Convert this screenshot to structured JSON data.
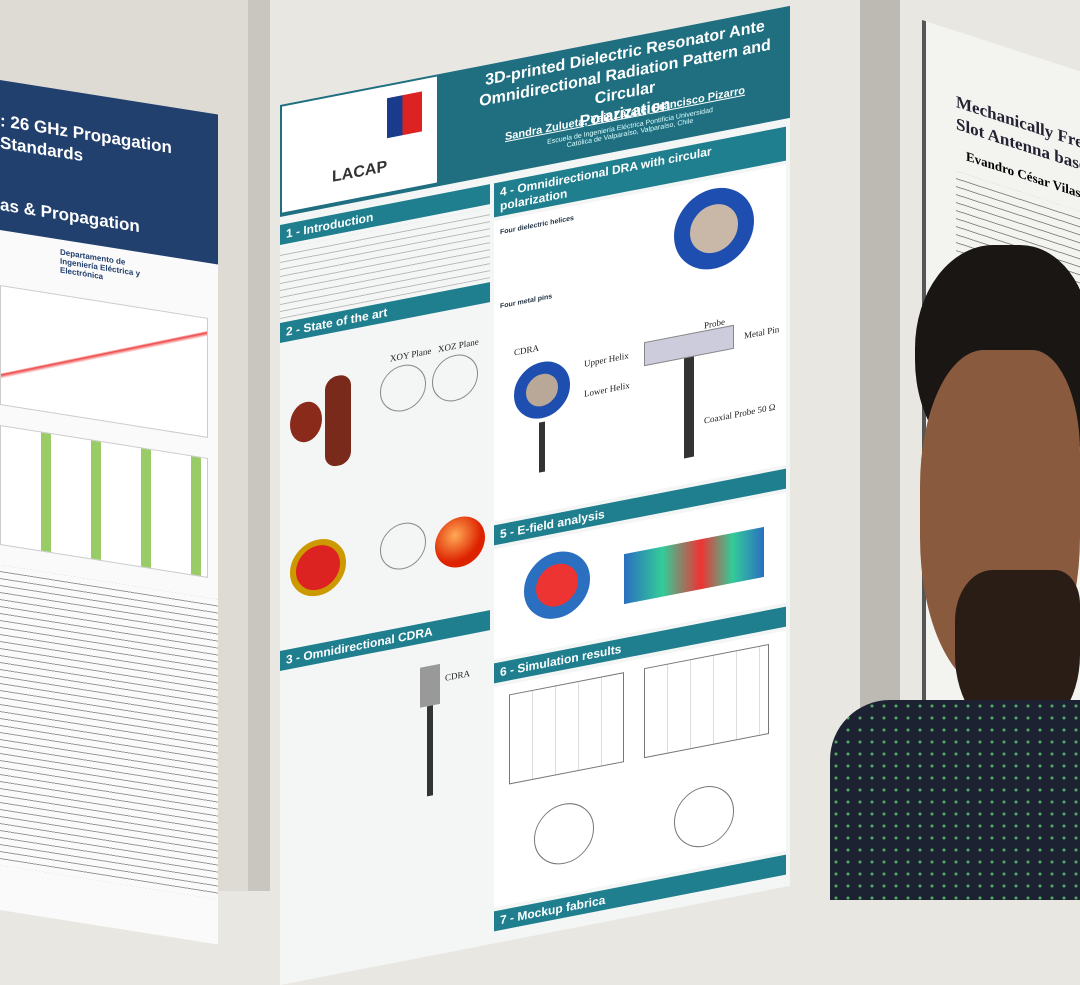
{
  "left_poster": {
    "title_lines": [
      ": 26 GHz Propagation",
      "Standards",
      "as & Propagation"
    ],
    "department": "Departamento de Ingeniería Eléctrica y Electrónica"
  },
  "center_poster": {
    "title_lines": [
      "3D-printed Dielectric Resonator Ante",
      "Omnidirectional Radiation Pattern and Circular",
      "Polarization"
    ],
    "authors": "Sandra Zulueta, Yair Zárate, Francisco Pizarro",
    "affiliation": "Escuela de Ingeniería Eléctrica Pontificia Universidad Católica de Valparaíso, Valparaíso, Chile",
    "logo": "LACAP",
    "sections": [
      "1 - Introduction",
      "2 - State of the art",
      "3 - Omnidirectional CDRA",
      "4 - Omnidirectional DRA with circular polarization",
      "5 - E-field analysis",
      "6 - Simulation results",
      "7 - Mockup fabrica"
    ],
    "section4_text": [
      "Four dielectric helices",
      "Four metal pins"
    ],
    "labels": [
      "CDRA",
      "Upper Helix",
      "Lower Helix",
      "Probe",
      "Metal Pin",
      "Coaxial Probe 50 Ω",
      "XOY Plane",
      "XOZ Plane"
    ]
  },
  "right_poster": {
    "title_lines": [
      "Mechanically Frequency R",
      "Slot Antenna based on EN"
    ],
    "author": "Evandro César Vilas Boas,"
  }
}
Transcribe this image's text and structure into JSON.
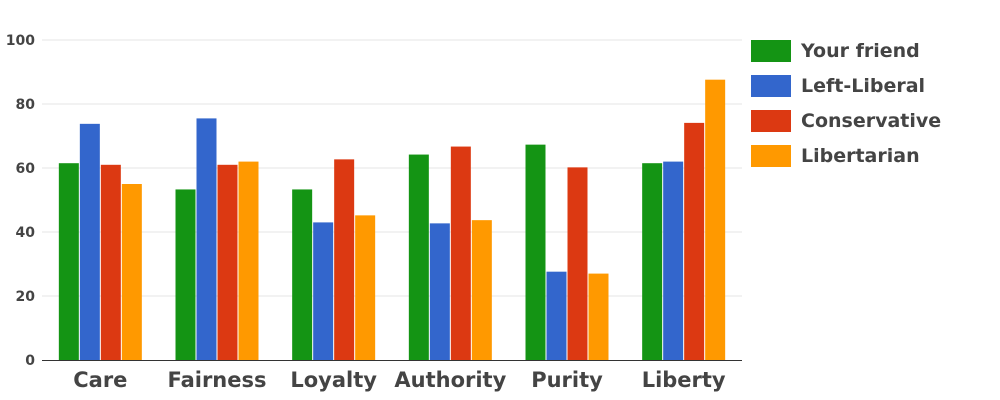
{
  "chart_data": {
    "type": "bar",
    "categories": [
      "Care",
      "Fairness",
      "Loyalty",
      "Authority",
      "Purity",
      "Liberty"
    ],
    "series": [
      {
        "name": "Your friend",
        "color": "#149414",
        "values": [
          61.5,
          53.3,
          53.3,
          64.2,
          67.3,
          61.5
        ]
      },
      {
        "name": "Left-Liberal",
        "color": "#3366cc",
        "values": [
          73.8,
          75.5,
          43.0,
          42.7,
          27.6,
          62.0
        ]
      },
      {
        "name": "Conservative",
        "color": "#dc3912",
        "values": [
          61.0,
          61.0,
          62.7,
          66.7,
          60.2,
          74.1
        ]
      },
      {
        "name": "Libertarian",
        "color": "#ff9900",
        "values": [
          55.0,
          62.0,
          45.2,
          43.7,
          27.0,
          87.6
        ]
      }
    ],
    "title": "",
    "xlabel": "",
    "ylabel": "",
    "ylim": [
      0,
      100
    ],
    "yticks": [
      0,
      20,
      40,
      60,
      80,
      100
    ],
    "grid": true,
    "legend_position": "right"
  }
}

##########

■ TASK PROMPT
For each line of the listing that holds the word "this", show that line.

■ EXERCISE SOLUTION
Convert this screenshot to structured JSON data.
Transcribe this image's text and structure into JSON.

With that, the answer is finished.